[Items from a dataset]
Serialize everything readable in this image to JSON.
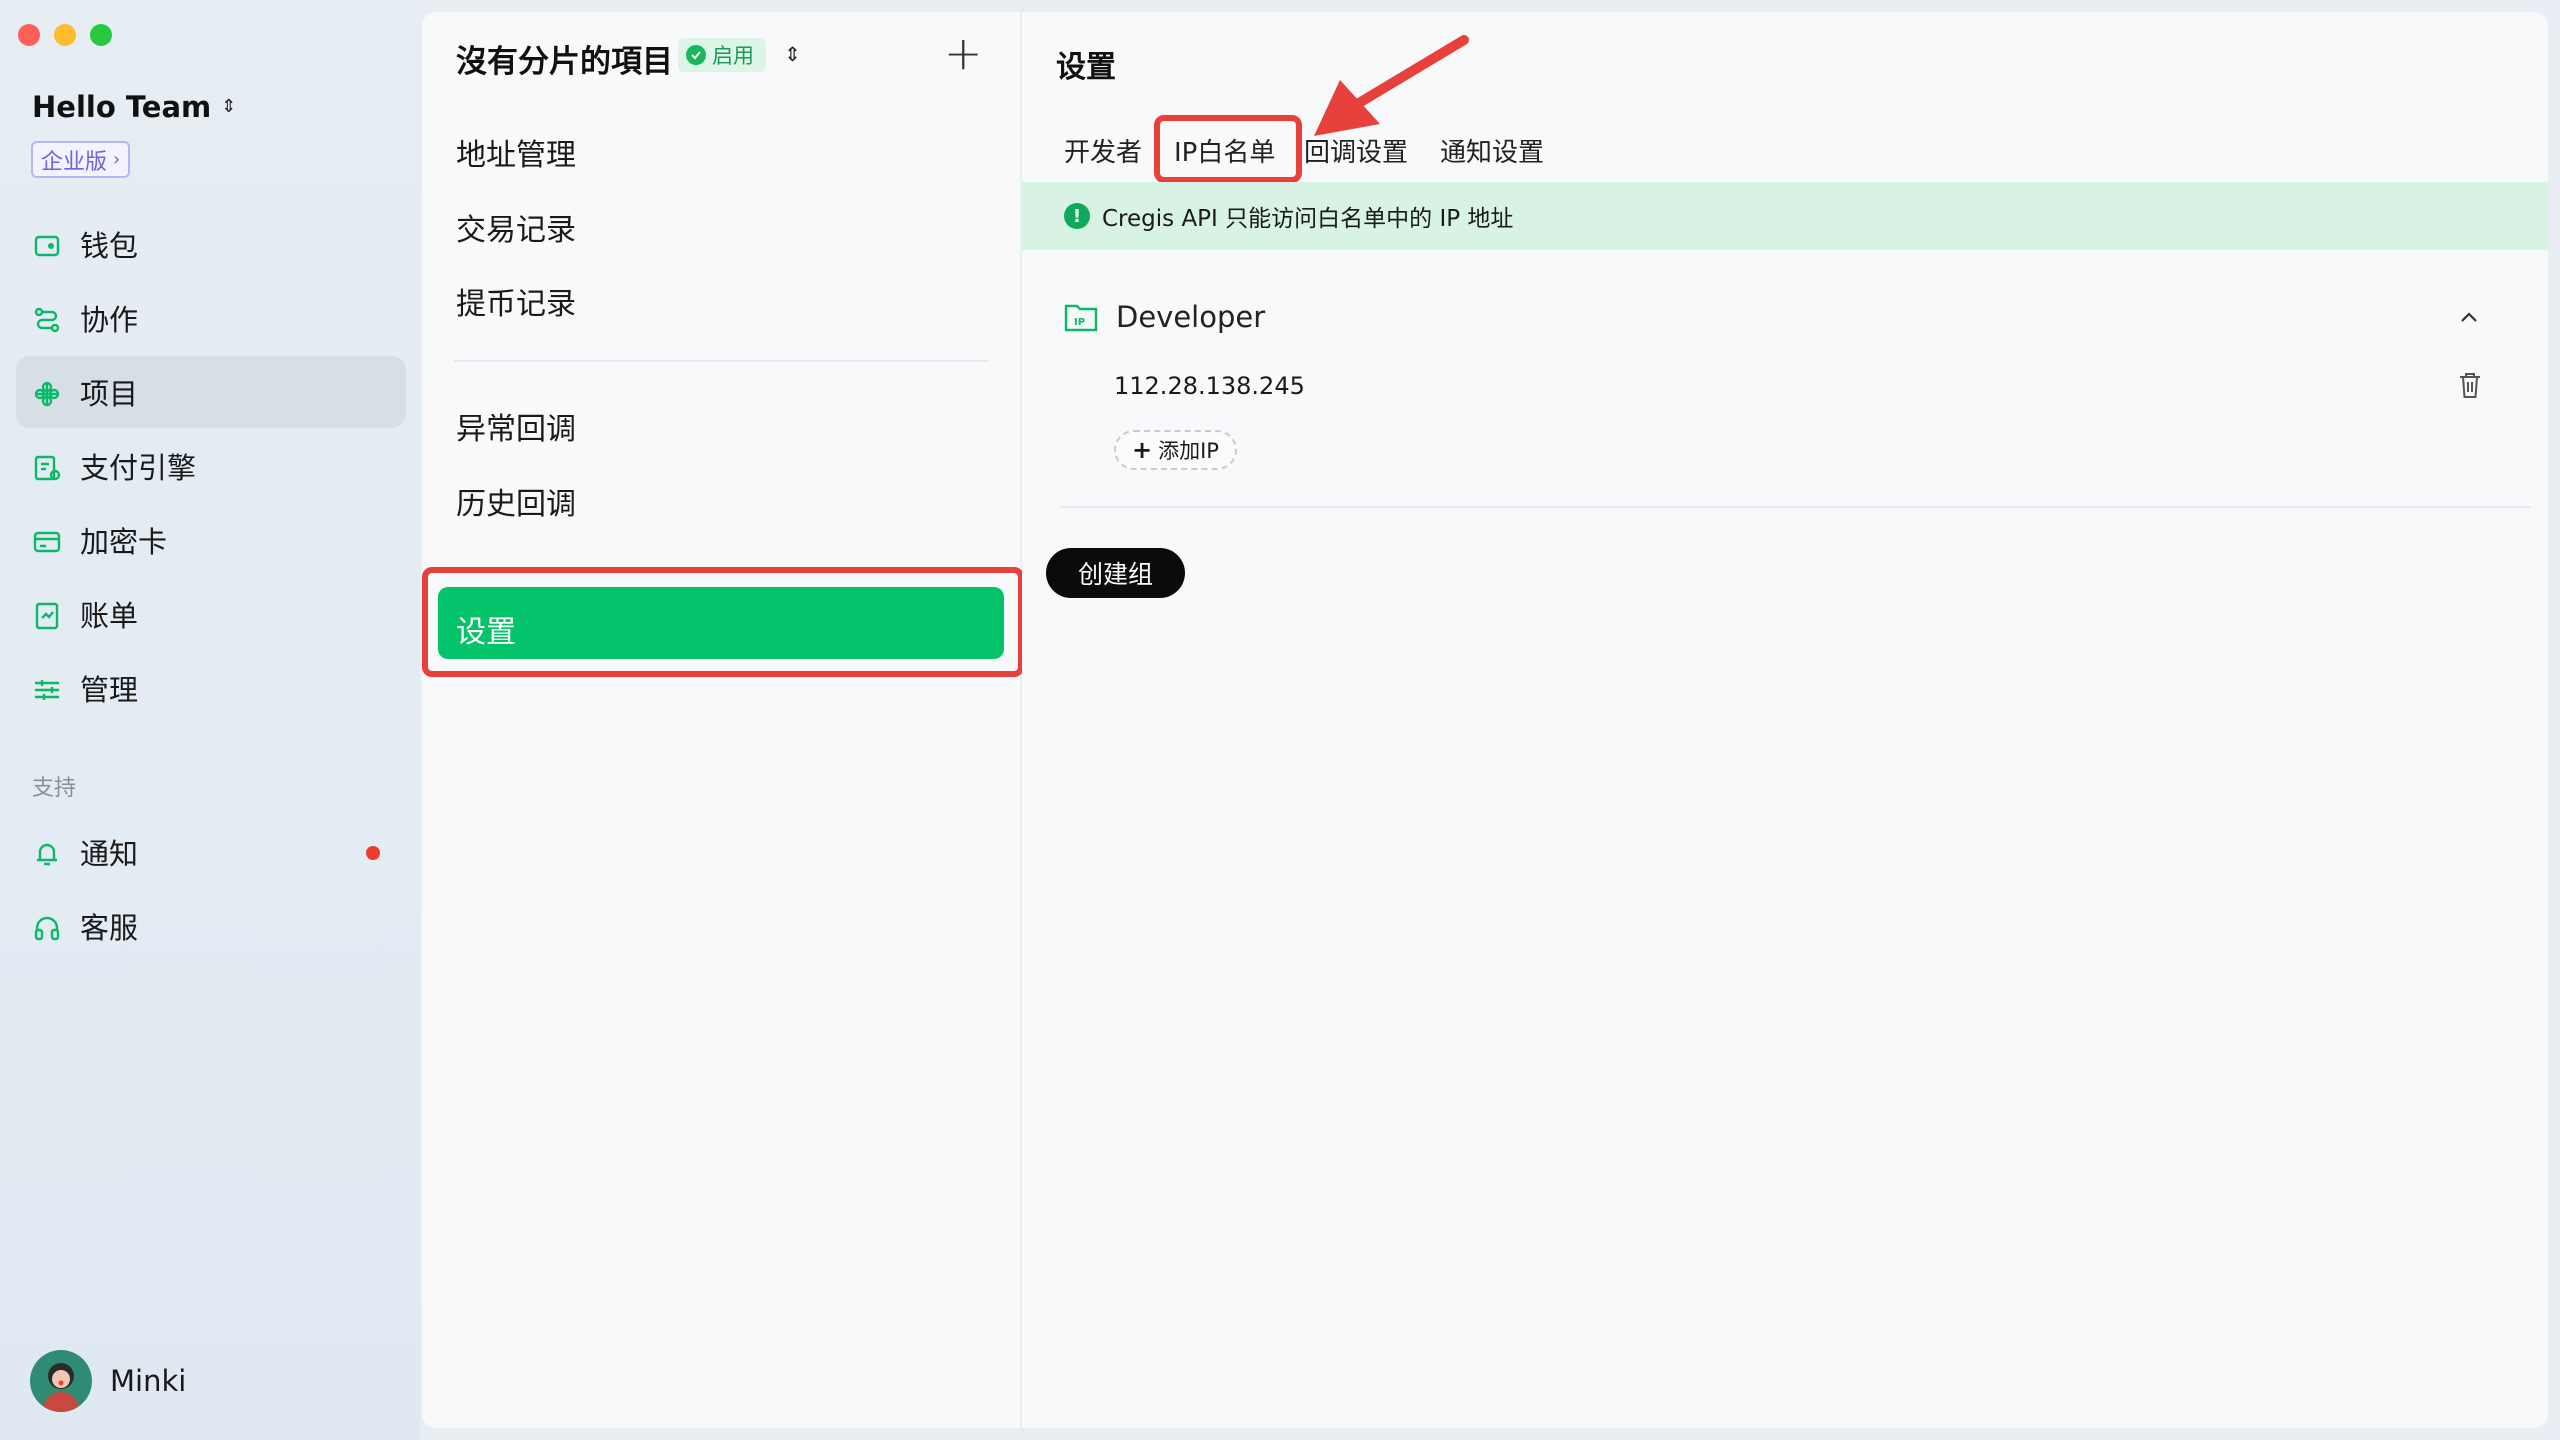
{
  "sidebar": {
    "team_name": "Hello Team",
    "plan_badge": "企业版",
    "nav": [
      {
        "label": "钱包",
        "icon": "wallet-icon"
      },
      {
        "label": "协作",
        "icon": "collaboration-icon"
      },
      {
        "label": "项目",
        "icon": "project-icon",
        "active": true
      },
      {
        "label": "支付引擎",
        "icon": "payment-engine-icon"
      },
      {
        "label": "加密卡",
        "icon": "card-icon"
      },
      {
        "label": "账单",
        "icon": "bill-icon"
      },
      {
        "label": "管理",
        "icon": "settings-sliders-icon"
      }
    ],
    "support_heading": "支持",
    "support": [
      {
        "label": "通知",
        "icon": "bell-icon",
        "unread": true
      },
      {
        "label": "客服",
        "icon": "headset-icon"
      }
    ],
    "user_name": "Minki"
  },
  "project_panel": {
    "title": "沒有分片的項目",
    "status": "启用",
    "menu": [
      "地址管理",
      "交易记录",
      "提币记录"
    ],
    "menu2": [
      "异常回调",
      "历史回调"
    ],
    "active_item": "设置"
  },
  "main": {
    "title": "设置",
    "tabs": [
      "开发者",
      "IP白名单",
      "回调设置",
      "通知设置"
    ],
    "active_tab": "IP白名单",
    "notice": "Cregis API 只能访问白名单中的 IP 地址",
    "group": {
      "name": "Developer",
      "ips": [
        "112.28.138.245"
      ],
      "add_ip_label": "添加IP"
    },
    "create_group_label": "创建组"
  },
  "colors": {
    "accent_green": "#04c36a",
    "highlight_red": "#e8413c",
    "notice_bg": "#d8f2e4"
  }
}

Task to carry out
Repeat the material above in full and exactly, omitting the pictures.

The answer
Serialize everything readable in this image to JSON.
{
  "sidebar": {
    "team_name": "Hello Team",
    "plan_badge": "企业版",
    "nav": [
      {
        "label": "钱包",
        "icon": "wallet-icon"
      },
      {
        "label": "协作",
        "icon": "collaboration-icon"
      },
      {
        "label": "项目",
        "icon": "project-icon",
        "active": true
      },
      {
        "label": "支付引擎",
        "icon": "payment-engine-icon"
      },
      {
        "label": "加密卡",
        "icon": "card-icon"
      },
      {
        "label": "账单",
        "icon": "bill-icon"
      },
      {
        "label": "管理",
        "icon": "settings-sliders-icon"
      }
    ],
    "support_heading": "支持",
    "support": [
      {
        "label": "通知",
        "icon": "bell-icon",
        "unread": true
      },
      {
        "label": "客服",
        "icon": "headset-icon"
      }
    ],
    "user_name": "Minki"
  },
  "project_panel": {
    "title": "沒有分片的項目",
    "status": "启用",
    "menu": [
      "地址管理",
      "交易记录",
      "提币记录"
    ],
    "menu2": [
      "异常回调",
      "历史回调"
    ],
    "active_item": "设置"
  },
  "main": {
    "title": "设置",
    "tabs": [
      "开发者",
      "IP白名单",
      "回调设置",
      "通知设置"
    ],
    "active_tab": "IP白名单",
    "notice": "Cregis API 只能访问白名单中的 IP 地址",
    "group": {
      "name": "Developer",
      "ips": [
        "112.28.138.245"
      ],
      "add_ip_label": "添加IP"
    },
    "create_group_label": "创建组"
  },
  "colors": {
    "accent_green": "#04c36a",
    "highlight_red": "#e8413c",
    "notice_bg": "#d8f2e4"
  }
}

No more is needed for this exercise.